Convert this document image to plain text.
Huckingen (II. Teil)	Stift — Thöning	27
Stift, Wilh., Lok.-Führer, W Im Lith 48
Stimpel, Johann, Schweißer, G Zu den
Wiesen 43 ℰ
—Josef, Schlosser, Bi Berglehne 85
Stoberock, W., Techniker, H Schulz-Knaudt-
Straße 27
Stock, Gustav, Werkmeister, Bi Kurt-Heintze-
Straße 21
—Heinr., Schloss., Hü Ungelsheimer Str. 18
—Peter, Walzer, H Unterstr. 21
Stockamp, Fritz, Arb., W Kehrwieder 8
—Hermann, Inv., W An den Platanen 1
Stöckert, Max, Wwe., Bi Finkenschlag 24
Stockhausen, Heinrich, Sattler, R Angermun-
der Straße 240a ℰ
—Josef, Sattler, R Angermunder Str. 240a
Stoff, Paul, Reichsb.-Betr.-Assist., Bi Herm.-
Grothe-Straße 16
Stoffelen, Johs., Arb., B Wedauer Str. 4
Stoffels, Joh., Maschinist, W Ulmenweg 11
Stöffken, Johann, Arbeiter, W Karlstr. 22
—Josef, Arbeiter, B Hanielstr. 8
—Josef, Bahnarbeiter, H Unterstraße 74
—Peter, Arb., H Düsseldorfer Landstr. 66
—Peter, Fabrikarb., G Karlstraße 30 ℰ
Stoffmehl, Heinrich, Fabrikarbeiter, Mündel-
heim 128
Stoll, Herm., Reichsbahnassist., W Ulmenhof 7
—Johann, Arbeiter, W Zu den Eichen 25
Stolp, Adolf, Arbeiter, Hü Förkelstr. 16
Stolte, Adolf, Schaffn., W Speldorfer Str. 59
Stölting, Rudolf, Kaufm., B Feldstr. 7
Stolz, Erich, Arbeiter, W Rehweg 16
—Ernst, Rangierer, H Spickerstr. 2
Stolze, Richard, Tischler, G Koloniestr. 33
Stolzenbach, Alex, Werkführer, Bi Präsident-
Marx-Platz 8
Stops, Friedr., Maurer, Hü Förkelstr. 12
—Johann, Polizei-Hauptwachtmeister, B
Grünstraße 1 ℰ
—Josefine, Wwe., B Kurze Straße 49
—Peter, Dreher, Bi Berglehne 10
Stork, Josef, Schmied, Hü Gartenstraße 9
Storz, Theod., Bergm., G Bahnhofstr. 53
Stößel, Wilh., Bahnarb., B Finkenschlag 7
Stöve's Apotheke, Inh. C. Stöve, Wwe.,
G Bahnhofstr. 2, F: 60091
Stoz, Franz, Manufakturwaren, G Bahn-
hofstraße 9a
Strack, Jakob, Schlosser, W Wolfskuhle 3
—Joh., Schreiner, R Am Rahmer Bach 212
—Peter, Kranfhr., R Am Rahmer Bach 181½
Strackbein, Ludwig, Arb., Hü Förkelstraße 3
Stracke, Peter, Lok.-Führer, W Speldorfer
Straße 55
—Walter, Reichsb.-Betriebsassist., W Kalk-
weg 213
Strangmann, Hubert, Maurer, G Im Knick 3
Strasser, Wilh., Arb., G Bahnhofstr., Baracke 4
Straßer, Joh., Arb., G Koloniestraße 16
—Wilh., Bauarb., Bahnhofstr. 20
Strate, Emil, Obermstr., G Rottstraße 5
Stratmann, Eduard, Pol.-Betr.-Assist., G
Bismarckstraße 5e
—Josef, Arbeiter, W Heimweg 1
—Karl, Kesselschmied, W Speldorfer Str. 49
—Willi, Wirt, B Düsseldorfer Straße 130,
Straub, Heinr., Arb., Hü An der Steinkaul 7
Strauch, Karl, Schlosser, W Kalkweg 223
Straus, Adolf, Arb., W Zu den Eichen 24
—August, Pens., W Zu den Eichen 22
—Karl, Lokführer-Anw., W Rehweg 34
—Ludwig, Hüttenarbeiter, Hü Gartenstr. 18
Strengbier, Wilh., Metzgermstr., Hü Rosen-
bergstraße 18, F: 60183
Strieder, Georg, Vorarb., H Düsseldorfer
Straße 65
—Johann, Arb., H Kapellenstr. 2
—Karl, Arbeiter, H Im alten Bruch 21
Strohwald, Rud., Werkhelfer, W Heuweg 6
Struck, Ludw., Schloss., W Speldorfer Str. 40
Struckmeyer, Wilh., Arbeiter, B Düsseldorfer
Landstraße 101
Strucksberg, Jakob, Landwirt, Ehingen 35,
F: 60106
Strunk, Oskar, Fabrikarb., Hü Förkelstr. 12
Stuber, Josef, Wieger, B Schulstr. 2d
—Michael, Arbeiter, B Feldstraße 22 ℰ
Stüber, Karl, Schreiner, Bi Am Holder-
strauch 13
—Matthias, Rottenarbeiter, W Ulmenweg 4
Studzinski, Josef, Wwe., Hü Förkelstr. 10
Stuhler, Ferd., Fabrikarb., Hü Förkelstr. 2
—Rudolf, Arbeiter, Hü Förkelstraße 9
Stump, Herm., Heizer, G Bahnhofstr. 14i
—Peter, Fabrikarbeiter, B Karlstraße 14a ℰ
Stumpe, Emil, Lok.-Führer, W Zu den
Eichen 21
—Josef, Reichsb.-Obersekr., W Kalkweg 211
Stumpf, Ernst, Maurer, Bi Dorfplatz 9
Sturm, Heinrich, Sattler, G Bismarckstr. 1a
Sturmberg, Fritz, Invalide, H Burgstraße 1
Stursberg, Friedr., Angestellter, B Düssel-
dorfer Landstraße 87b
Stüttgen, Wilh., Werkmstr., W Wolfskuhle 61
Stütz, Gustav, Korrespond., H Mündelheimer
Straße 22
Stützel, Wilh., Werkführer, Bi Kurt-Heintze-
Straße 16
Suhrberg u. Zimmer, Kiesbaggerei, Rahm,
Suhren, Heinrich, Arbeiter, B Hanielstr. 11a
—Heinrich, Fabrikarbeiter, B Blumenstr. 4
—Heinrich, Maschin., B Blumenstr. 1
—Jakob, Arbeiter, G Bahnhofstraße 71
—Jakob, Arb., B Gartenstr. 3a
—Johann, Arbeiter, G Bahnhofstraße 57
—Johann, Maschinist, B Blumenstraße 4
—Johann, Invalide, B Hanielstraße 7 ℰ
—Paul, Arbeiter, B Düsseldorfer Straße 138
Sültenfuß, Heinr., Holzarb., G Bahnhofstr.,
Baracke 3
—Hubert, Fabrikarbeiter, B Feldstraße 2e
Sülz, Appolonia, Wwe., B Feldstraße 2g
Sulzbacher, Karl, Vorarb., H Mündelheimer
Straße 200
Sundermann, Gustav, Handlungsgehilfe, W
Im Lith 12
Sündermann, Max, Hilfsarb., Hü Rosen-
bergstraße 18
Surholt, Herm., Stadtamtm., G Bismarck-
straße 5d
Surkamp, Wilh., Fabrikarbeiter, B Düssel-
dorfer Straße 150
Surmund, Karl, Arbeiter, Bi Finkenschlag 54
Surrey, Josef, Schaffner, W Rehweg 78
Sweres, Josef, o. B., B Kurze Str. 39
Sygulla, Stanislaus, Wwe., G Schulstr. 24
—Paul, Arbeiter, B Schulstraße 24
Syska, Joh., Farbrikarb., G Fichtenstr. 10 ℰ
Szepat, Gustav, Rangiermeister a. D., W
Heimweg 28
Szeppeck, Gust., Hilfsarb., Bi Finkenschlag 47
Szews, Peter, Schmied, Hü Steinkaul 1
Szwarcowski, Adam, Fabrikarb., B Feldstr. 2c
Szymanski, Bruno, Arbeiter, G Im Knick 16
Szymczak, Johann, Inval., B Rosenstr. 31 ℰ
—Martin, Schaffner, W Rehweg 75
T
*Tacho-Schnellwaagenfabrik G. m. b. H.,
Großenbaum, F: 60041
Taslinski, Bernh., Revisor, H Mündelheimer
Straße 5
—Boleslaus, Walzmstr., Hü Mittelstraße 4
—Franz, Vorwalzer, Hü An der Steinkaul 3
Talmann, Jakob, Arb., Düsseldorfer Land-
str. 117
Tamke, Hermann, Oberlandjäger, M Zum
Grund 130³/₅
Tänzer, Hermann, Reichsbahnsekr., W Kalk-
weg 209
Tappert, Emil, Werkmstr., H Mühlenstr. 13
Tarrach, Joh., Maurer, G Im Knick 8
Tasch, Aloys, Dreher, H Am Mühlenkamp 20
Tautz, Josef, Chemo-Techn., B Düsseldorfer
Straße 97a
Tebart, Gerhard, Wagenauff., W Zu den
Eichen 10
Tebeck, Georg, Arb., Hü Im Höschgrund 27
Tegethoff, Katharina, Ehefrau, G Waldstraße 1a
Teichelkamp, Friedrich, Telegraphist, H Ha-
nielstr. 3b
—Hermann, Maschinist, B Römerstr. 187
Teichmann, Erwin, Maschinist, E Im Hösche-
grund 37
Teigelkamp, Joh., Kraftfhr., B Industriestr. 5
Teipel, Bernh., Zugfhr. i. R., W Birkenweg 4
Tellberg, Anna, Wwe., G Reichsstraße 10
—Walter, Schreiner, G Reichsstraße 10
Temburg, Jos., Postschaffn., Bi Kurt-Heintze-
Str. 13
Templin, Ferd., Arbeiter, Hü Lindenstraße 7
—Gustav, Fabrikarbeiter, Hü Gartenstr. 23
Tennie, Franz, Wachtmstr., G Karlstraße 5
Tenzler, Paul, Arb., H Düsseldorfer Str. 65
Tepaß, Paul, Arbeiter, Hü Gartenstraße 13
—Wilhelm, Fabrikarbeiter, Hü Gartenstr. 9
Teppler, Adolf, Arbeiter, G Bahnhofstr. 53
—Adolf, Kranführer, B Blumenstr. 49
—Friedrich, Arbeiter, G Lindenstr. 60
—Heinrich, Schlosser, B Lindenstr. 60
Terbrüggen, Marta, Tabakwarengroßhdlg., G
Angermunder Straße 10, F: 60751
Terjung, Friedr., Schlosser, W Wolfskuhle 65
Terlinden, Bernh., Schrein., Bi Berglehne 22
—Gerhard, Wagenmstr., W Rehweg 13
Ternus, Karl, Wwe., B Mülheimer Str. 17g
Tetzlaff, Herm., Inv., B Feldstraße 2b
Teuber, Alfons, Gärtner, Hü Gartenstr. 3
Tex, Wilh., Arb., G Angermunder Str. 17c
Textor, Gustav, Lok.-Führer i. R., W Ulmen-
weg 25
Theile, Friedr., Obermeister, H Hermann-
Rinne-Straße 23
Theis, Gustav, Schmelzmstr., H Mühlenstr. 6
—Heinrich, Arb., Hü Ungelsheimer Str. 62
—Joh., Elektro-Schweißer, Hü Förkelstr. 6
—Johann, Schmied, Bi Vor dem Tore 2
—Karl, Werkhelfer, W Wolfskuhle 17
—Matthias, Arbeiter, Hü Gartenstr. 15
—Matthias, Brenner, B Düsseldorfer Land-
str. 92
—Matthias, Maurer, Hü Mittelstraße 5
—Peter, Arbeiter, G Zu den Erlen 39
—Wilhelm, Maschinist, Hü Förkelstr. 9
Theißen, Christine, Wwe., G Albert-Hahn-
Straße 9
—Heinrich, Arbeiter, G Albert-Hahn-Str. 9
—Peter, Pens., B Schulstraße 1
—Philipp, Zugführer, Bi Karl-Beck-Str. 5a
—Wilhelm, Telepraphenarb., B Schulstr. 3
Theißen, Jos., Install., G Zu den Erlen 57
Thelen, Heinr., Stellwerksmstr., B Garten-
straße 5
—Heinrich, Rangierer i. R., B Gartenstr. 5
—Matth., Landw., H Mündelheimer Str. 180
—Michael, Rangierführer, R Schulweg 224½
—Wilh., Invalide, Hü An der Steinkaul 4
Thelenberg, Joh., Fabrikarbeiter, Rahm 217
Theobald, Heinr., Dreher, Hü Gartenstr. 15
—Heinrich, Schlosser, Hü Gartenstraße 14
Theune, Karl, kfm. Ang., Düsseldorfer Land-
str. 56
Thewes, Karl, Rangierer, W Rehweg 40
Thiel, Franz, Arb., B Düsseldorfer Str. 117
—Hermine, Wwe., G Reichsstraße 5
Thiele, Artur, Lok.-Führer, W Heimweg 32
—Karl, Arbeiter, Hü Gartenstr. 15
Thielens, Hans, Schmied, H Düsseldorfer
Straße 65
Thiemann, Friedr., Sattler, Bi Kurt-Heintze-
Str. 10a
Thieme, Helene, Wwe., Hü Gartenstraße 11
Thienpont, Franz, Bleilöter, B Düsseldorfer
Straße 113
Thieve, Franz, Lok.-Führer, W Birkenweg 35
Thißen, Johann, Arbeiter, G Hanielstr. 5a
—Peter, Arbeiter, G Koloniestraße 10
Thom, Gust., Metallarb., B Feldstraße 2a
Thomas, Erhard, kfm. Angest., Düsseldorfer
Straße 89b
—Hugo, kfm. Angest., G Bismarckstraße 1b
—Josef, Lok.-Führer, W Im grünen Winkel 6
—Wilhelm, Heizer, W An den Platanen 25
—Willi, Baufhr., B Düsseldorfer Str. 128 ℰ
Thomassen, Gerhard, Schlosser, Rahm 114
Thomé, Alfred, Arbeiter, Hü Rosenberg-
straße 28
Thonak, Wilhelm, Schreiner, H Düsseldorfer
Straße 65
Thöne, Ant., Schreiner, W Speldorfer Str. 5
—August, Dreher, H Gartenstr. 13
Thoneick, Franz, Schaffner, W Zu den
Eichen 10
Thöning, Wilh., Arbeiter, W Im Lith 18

--

Objective
From the entries above, return each line with the word "Wilhelm" in it.

Solution for this problem
—Wilhelm, Fabrikarbeiter, Hü Gartenstr. 9
—Wilhelm, Maschinist, Hü Förkelstr. 9
—Wilhelm, Telepraphenarb., B Schulstr. 3
—Wilhelm, Heizer, W An den Platanen 25
Thonak, Wilhelm, Schreiner, H Düsseldorfer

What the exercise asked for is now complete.